>>>>>

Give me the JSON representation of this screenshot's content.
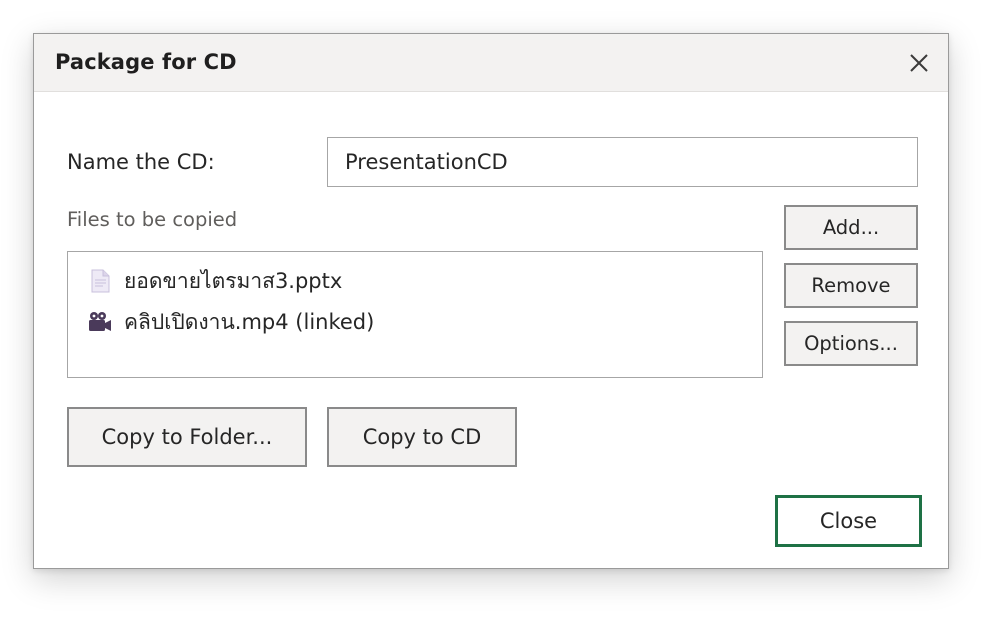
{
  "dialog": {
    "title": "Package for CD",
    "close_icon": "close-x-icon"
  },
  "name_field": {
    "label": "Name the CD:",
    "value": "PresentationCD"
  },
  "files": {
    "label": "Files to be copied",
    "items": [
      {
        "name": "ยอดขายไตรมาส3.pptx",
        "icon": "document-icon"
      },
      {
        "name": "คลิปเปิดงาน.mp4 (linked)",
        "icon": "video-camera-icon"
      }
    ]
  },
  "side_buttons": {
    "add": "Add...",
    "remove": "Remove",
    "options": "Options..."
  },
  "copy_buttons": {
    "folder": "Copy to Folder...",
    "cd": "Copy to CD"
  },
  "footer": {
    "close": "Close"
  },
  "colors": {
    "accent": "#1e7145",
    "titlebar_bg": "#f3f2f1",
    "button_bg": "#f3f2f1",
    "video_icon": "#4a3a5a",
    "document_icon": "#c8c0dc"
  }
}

<<<<<
>>>>>

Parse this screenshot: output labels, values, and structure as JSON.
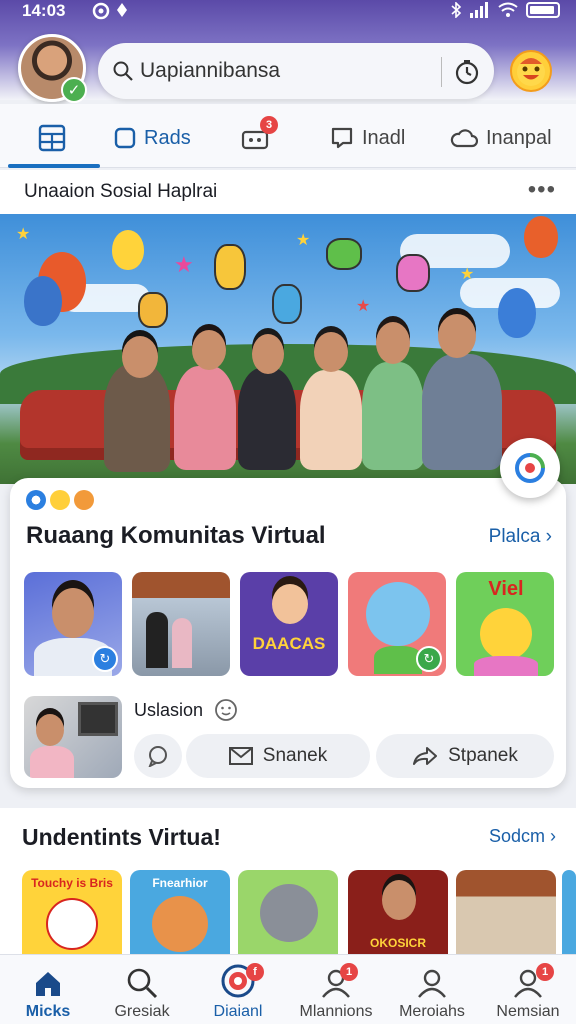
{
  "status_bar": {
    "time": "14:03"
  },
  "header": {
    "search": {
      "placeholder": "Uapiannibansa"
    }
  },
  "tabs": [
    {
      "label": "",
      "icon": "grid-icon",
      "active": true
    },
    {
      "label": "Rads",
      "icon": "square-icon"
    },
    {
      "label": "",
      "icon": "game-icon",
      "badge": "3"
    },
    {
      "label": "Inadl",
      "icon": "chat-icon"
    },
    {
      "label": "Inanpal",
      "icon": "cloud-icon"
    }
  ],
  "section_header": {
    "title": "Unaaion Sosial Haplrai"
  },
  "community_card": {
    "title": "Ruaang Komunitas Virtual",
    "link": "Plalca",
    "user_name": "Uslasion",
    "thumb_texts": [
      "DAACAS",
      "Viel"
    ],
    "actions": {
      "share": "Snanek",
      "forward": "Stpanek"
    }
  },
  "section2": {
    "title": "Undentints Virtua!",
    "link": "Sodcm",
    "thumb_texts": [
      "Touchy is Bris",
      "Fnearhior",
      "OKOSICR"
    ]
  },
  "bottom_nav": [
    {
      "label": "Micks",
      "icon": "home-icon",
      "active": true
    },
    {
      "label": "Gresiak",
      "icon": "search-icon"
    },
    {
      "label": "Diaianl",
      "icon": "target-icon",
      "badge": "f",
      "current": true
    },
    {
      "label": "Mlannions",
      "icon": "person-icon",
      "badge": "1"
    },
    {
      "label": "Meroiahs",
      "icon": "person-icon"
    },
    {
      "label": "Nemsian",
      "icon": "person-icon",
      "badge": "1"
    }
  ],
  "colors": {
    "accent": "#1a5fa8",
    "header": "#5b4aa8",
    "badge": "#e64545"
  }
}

<<<<<
>>>>>

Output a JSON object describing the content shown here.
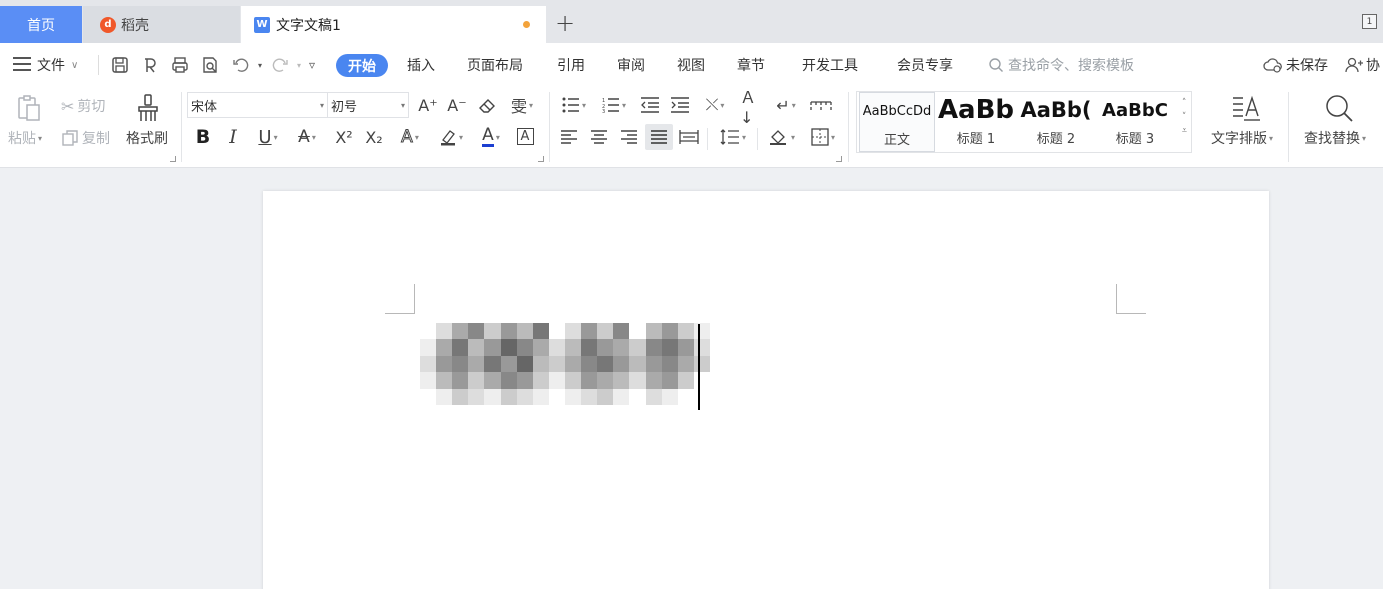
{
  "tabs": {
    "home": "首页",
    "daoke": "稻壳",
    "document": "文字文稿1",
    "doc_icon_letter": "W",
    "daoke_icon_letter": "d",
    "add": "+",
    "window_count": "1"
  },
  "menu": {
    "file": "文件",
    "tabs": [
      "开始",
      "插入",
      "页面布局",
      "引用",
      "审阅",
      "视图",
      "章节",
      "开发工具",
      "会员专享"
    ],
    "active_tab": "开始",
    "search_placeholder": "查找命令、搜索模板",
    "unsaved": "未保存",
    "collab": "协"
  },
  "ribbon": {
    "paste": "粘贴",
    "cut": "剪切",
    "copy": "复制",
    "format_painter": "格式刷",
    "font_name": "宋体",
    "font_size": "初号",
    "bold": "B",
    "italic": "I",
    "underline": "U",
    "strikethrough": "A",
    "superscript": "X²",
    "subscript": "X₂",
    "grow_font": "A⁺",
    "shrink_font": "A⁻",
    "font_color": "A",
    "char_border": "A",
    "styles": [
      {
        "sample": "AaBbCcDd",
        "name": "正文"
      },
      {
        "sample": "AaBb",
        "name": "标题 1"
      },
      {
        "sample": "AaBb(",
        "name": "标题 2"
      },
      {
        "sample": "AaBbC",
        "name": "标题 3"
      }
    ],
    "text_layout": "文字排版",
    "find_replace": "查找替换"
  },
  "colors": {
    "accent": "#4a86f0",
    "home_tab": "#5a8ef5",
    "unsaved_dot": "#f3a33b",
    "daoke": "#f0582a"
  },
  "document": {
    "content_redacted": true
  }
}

<<<<<

What is expected: Copy every line above that includes the string "accent".

Problem solution:
    "accent": "#1e7145",
    "accent": "#1a5fa8",
    "accent": "#4a86f0",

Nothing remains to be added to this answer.